- Records for the exercise
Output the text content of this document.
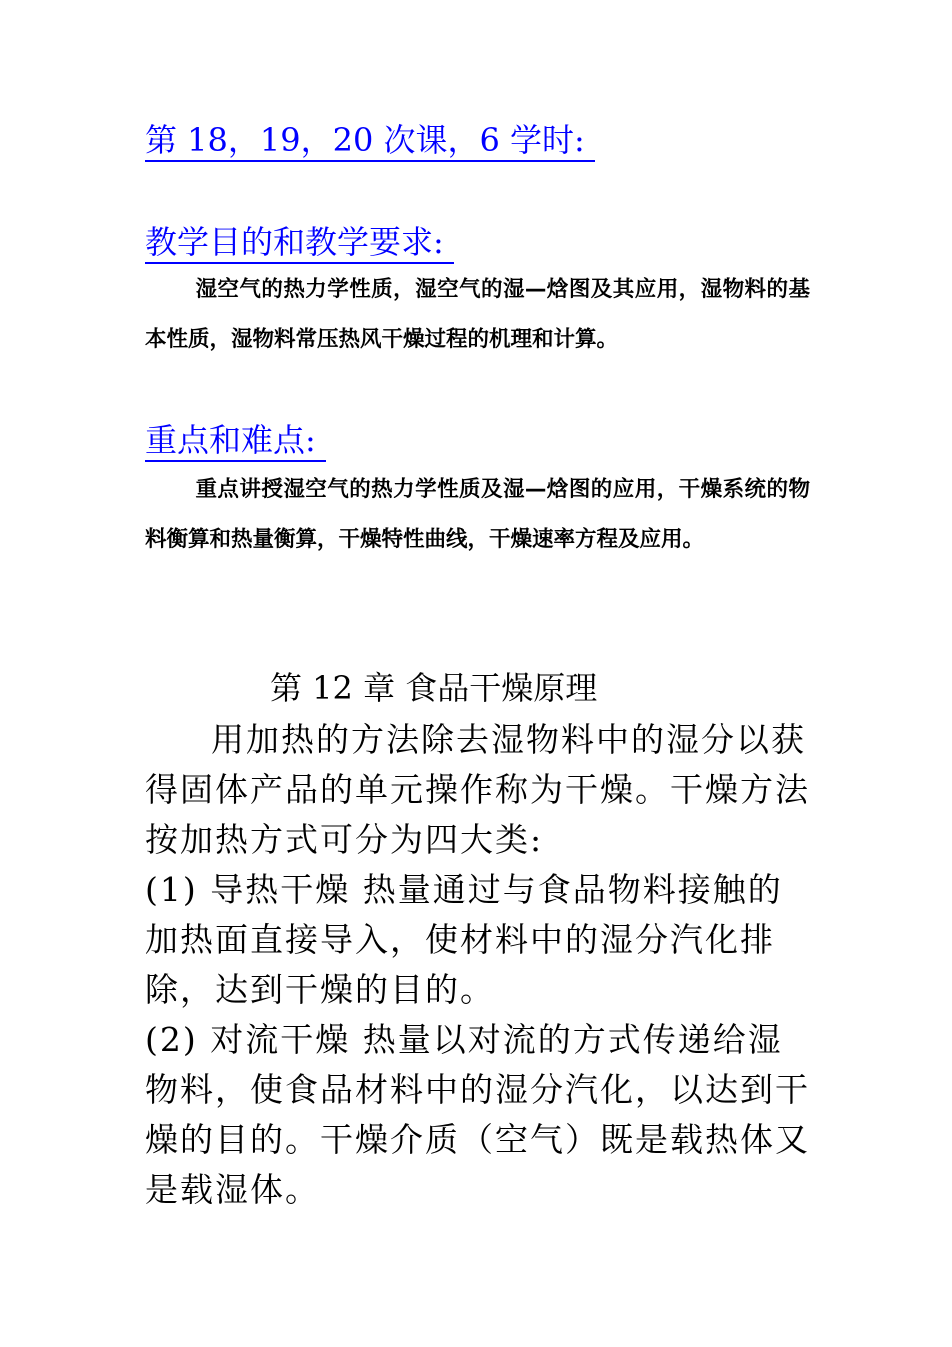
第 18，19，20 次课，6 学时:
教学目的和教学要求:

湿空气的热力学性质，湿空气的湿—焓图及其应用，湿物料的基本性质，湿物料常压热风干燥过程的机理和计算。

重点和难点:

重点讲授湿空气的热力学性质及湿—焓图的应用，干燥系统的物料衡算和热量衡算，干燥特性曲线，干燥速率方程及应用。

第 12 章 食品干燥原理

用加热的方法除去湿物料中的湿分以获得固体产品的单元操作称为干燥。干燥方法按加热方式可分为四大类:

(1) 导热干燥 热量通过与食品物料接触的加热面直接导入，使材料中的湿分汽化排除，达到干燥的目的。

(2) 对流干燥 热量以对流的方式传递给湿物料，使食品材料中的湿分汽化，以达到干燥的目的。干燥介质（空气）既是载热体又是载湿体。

--

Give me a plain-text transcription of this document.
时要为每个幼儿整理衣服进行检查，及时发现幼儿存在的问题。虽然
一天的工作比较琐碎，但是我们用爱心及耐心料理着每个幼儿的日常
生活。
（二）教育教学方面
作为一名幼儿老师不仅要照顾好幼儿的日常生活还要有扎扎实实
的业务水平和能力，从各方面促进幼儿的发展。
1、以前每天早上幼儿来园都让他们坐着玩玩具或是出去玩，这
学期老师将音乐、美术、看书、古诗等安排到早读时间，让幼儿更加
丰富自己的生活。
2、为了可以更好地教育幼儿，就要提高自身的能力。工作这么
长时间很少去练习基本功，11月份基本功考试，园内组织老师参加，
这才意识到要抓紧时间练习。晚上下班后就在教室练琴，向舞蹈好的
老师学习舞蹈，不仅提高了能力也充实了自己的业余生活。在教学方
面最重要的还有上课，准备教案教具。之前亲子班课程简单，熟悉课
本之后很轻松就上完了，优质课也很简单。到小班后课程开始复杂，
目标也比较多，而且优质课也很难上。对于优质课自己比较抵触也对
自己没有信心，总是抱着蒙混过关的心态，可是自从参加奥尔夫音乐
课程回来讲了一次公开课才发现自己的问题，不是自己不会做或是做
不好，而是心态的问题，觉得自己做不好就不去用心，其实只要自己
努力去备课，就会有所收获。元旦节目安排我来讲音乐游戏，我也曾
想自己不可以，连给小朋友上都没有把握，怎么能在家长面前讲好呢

...

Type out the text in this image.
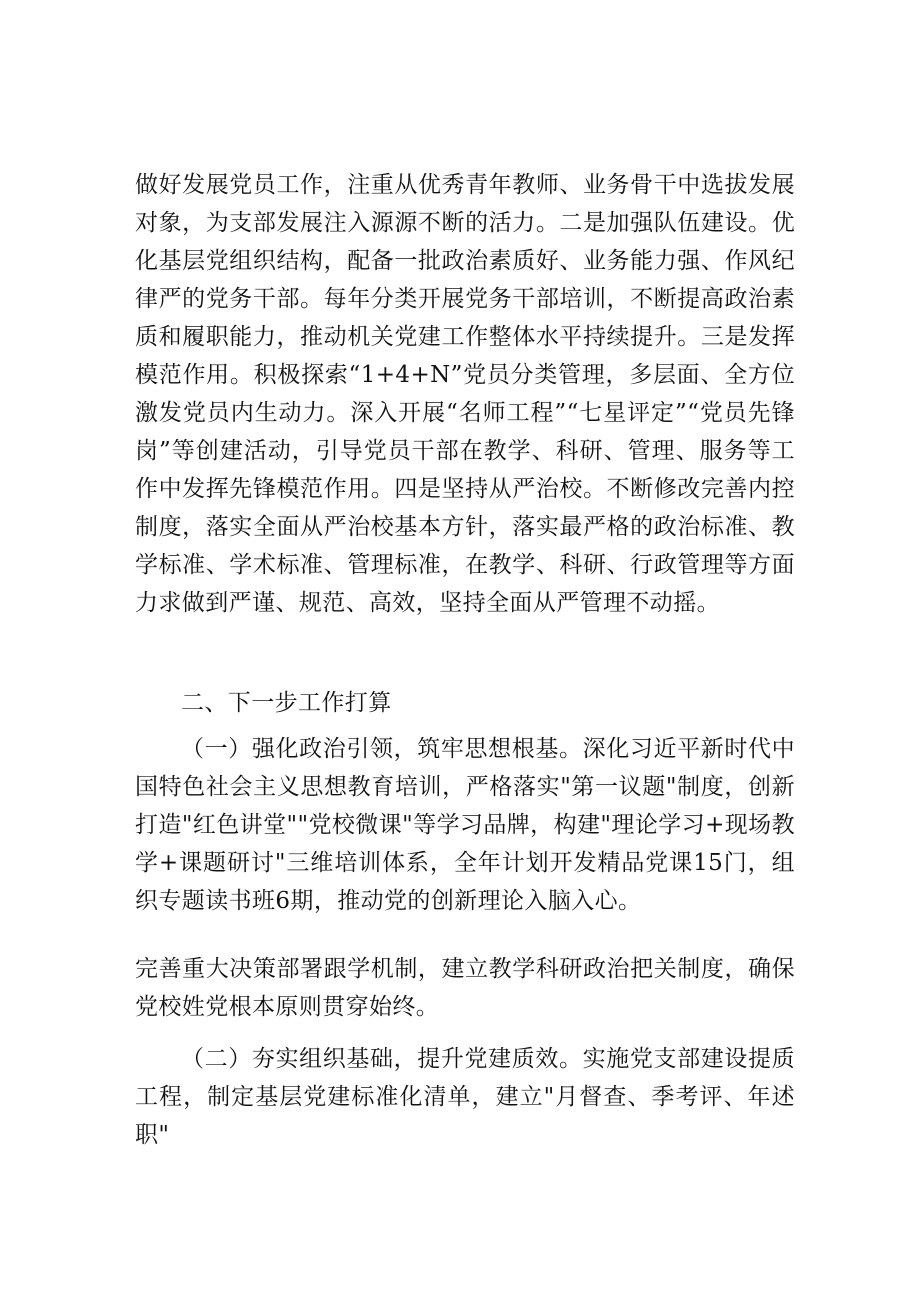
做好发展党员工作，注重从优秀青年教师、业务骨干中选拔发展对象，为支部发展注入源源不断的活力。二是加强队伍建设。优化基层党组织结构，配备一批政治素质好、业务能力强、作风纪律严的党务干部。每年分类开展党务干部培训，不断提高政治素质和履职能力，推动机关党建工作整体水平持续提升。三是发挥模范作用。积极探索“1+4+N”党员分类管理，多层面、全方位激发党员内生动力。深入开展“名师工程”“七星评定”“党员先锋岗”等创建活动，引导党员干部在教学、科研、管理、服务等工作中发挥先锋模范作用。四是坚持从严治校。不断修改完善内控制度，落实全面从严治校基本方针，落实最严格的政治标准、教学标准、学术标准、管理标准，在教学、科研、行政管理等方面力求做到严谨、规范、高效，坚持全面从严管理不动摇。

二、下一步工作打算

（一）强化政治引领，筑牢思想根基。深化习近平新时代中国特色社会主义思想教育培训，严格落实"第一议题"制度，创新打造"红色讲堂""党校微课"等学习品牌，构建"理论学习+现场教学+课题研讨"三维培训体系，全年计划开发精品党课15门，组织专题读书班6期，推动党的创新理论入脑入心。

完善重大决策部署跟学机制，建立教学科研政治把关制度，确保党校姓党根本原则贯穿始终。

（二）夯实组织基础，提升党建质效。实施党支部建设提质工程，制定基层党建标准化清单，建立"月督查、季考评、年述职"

- What you will do
Search the material above for "this". Pull out each line where it shows up.

- Solved problem
Output the text content of this document.
Give me a plain-text transcription of this document.
Type out the text in this image.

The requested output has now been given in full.